# Task requirements
Report every line in the listing that contains the string "active".

# Available records

# # #

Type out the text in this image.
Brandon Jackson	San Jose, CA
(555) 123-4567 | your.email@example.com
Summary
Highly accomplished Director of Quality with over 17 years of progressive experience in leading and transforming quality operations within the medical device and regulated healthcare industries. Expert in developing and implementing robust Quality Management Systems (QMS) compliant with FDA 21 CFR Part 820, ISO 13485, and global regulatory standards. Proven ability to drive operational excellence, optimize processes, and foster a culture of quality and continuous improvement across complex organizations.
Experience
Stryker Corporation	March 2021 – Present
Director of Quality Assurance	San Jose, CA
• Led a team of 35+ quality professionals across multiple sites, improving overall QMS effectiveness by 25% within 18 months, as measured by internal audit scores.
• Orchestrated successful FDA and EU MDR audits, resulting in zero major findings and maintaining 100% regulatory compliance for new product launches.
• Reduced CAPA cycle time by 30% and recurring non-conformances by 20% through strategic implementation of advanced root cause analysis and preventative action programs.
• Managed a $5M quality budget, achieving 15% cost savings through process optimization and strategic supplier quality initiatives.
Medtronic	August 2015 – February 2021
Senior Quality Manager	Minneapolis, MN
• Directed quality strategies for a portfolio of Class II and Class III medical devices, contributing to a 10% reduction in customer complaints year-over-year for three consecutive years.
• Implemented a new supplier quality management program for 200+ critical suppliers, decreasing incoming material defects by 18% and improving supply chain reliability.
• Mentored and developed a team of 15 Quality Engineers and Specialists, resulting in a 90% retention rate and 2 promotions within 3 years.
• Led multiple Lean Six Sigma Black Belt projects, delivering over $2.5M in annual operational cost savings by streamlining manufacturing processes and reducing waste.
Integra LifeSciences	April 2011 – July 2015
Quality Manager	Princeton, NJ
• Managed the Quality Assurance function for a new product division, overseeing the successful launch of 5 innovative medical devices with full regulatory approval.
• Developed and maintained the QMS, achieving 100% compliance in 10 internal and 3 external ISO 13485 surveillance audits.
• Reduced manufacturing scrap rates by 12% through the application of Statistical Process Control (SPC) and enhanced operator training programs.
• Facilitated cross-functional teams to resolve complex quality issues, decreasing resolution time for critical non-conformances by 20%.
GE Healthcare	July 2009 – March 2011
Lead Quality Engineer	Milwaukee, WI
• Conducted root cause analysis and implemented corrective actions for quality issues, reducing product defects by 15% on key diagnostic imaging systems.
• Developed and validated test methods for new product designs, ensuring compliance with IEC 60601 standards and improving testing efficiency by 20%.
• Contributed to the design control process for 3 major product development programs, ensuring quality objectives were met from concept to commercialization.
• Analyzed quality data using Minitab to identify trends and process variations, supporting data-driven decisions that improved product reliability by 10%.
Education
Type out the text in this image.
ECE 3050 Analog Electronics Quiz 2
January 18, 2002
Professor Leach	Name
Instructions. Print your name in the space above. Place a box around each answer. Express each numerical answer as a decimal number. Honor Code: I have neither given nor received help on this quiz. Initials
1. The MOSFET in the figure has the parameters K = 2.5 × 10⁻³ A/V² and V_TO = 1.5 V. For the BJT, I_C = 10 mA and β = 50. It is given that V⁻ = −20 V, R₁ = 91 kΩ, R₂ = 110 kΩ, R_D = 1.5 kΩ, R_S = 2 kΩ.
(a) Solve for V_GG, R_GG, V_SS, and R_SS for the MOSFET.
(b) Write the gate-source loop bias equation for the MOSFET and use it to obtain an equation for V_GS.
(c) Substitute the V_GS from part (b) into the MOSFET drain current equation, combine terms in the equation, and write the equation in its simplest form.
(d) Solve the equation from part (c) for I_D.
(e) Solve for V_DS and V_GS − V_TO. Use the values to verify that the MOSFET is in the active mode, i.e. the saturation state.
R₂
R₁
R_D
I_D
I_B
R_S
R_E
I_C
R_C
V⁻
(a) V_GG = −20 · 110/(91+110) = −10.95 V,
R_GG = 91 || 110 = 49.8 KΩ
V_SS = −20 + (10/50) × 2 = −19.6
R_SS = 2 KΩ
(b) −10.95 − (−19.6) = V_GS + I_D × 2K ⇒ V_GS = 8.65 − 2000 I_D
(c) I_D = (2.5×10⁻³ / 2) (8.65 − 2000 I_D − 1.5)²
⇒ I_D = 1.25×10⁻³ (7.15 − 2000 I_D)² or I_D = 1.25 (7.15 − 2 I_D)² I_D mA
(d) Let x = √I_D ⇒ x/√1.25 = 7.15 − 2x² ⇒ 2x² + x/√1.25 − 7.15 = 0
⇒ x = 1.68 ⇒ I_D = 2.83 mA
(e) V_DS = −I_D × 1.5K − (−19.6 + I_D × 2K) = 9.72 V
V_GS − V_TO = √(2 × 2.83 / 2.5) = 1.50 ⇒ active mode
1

# # #

# Written reply
(e) Solve for V_DS and V_GS − V_TO. Use the values to verify that the MOSFET is in the active mode, i.e. the saturation state.
V_GS − V_TO = √(2 × 2.83 / 2.5) = 1.50 ⇒ active mode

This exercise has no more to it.